====== EXTRACT TO READ ======

Here, risk assessment is key. That includes a deep understanding of what to verify, why to verify and how to verify it. “At the end of the day, you want data-driven decision making,” Brennan asserted.

To illustrate the complexity of verification tasks, the following figure shows an example chip design flow with some of the key milestones and dependencies. The bottom indicates some of the major project steps as averaged from an analysis of 12 projects.

(Source: Cadence Design Systems)

“Doing this by hand all the time is causing a lot more errors, so that’s where this whole notion of automatically creating that top-level of the design and then attaching the verification environment to it becomes more and more important,” said Frank Schirrmeister, group director, product marketing, system development suite at Cadence.

======

• QUESTIONS TO ANSWER
A. According to the passage on chip design verification, how many projects were analyzed to produce the averaged major project steps?
B. For each statement below, decide whether it agrees with the passage on chip design verification. Answer yes or no, and quote the words of the passage that settle it.
(i) Frank Schirrmeister works at Cadence.
(ii) Brennan says the goal is decision making based on intuition.
(iii) Doing the work by hand reduces errors.
C. Carry the passage on chip design verification forward, beginning right after its final sentence.

====== DATA FOR ANALYSIS ======

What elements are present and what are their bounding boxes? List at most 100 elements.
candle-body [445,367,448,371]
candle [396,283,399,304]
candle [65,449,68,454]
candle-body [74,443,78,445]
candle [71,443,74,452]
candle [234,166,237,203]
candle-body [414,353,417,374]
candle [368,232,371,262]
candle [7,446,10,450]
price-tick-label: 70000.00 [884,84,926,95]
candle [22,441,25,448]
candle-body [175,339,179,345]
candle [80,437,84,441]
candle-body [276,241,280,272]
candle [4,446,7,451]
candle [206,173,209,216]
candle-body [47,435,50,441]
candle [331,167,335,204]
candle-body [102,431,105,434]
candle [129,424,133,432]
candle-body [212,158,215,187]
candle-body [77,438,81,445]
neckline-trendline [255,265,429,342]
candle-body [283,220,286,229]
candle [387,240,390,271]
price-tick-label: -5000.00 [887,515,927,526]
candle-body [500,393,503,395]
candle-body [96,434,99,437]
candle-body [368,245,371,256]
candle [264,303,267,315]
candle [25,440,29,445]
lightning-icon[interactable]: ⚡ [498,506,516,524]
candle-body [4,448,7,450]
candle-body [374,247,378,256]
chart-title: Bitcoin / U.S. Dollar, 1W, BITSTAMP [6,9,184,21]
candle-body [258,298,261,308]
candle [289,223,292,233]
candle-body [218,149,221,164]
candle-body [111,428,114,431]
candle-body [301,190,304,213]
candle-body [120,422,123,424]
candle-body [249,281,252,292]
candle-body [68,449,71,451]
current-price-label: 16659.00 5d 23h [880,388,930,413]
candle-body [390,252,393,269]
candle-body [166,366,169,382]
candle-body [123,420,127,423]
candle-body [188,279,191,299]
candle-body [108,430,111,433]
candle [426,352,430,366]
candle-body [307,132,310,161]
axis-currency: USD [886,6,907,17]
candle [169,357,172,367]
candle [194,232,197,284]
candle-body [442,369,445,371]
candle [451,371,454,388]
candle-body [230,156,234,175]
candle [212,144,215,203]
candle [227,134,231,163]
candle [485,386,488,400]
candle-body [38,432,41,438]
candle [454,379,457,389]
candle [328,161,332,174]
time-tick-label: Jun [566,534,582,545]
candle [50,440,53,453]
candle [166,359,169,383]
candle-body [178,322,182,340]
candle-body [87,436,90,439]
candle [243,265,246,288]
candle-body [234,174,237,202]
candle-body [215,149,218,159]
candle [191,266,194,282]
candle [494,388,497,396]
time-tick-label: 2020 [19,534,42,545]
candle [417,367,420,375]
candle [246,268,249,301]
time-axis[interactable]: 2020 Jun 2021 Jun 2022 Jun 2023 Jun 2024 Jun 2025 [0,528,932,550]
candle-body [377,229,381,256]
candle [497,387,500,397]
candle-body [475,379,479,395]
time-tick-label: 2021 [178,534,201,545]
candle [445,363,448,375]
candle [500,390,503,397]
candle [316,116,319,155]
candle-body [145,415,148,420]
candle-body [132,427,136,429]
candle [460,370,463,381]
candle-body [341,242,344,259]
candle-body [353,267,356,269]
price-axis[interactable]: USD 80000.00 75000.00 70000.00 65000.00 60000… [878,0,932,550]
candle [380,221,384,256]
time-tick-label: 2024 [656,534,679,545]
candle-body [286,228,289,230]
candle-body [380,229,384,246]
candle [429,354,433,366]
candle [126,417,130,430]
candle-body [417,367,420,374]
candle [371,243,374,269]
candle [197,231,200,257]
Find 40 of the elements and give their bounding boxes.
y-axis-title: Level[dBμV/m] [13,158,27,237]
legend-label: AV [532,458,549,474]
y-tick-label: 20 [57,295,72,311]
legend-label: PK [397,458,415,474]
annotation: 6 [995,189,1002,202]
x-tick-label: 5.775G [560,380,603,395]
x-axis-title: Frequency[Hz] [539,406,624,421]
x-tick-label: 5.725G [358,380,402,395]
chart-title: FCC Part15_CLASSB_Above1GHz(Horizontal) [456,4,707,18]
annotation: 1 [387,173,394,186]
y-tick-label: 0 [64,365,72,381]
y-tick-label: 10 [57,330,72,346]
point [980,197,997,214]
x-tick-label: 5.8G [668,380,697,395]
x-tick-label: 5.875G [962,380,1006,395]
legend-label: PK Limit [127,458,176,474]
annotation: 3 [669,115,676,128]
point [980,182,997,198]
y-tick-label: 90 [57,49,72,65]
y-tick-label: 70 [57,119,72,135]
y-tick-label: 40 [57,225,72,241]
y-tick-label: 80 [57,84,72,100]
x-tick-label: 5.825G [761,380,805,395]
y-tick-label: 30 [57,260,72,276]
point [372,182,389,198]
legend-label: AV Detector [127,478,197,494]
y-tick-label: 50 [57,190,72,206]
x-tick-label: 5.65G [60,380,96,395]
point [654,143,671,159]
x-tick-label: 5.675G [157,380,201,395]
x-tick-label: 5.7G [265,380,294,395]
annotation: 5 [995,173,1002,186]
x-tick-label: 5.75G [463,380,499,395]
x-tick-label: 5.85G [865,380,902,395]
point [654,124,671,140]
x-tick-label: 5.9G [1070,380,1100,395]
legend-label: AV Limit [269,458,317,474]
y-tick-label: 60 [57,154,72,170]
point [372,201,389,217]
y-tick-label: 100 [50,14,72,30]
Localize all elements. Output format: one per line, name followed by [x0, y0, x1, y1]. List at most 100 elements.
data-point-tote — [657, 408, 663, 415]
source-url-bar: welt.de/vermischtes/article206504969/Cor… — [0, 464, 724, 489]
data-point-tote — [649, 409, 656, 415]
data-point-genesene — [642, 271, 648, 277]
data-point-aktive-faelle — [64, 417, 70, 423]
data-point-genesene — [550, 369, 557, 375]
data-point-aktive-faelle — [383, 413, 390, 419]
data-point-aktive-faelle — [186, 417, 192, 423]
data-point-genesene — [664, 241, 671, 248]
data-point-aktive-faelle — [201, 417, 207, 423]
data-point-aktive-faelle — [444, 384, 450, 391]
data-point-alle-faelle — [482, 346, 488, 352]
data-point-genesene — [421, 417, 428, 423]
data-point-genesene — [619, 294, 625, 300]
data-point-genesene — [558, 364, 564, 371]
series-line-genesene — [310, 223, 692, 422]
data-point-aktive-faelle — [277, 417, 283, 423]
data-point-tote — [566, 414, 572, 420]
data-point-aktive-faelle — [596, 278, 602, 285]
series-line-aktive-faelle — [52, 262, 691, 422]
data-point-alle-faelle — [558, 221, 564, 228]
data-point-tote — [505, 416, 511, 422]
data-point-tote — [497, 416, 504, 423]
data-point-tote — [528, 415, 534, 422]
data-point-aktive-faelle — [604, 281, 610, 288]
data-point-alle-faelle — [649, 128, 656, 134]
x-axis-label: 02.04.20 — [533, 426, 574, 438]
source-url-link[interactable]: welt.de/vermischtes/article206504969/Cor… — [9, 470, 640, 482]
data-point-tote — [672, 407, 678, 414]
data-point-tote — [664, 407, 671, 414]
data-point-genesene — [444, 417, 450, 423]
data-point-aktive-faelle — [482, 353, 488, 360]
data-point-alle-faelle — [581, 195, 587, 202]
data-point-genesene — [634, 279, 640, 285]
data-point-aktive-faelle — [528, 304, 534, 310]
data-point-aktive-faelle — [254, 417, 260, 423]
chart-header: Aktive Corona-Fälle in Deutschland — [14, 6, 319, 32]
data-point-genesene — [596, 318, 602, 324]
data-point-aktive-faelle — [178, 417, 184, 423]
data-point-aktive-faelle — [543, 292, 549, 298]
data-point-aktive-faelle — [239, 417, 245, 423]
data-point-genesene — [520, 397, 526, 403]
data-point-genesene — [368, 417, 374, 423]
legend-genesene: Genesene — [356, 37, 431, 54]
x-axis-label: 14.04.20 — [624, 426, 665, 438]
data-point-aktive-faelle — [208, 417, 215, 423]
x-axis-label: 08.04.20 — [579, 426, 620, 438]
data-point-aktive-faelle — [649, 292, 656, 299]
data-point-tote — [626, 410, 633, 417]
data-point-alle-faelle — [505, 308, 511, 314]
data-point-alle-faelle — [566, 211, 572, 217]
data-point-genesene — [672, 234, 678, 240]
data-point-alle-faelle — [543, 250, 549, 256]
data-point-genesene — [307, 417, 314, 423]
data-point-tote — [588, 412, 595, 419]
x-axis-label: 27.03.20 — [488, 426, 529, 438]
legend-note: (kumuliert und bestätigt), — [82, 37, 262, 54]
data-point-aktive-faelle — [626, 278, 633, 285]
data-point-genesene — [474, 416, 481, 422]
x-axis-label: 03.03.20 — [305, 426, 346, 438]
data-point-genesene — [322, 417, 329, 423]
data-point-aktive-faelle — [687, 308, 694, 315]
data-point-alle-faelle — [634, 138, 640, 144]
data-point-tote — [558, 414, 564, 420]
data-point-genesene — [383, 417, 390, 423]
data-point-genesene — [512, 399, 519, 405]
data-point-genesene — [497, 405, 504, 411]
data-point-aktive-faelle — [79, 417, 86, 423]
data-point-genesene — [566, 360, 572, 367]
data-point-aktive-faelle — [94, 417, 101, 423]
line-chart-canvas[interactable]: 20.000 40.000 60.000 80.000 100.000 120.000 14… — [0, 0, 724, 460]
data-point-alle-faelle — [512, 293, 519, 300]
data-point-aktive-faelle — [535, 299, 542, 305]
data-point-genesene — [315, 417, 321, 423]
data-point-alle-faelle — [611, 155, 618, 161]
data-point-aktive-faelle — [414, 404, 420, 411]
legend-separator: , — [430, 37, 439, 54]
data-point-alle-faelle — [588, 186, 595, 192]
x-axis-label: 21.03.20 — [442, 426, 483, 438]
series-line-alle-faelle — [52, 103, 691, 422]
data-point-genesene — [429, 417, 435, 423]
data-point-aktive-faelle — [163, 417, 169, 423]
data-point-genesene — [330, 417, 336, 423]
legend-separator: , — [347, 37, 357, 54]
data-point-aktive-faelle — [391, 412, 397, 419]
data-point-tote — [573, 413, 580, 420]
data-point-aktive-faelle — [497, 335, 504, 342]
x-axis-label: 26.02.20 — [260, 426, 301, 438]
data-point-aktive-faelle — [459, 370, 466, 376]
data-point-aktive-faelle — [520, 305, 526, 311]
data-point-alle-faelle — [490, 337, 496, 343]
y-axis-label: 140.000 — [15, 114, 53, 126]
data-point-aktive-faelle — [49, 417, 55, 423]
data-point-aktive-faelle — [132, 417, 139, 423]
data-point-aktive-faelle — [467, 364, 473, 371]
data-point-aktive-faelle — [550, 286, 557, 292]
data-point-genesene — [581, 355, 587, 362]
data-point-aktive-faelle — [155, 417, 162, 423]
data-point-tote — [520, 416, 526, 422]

======

• ANSWERS BY TASK
A. 12 projects.

B.
(i) Yes: "group director, product marketing, system development suite at Cadence."
(ii) No: "you want data-driven decision making."
(iii) No: "Doing this by hand all the time is causing a lot more errors."

C.
The Tao of verification
To develop tools for the verification domain, a certain philosophy must be adopted, asserted Pranav Ashar, chief technology officer at Real Intent. “Our premise as we approach this domain is that an SoC today—the entirety of it, the full complexity of it— is far removed from what a single individual or even a small group of people involved in the process of creating that is able to grasp. The system is much bigger than a small group of people do in contributing to this. It’s almost more like a jetliner rather than a small widget. The verification always has to approach this problem in a systematic manner, taking this into account. You have to be very methodical in terms of doing whatever you can early, and doing things in a systematic manner and creating a methodology where a small verification is the aggregate of the individual verification efforts intended to check a part of the system or a part of the process of developing the system. That’s a basic premise that you have to have in the back of your mind.”

Once that picture is in mind, he continued, “it’s becoming very true today that SoC verification is more about verifying the system integration and the system management more than the verification of the individual components, based upon how the things are put together and how the system is being managed. That really pushes the envelope in terms of verification requirements.”

This knowledge is deeply connected with ideas about how to improve verification overall. And it all starts with improving automation, Mentor’s Bailey said.

A very promising area to improve verification is analysis of the verification and understanding which tests are relevant and which aren’t.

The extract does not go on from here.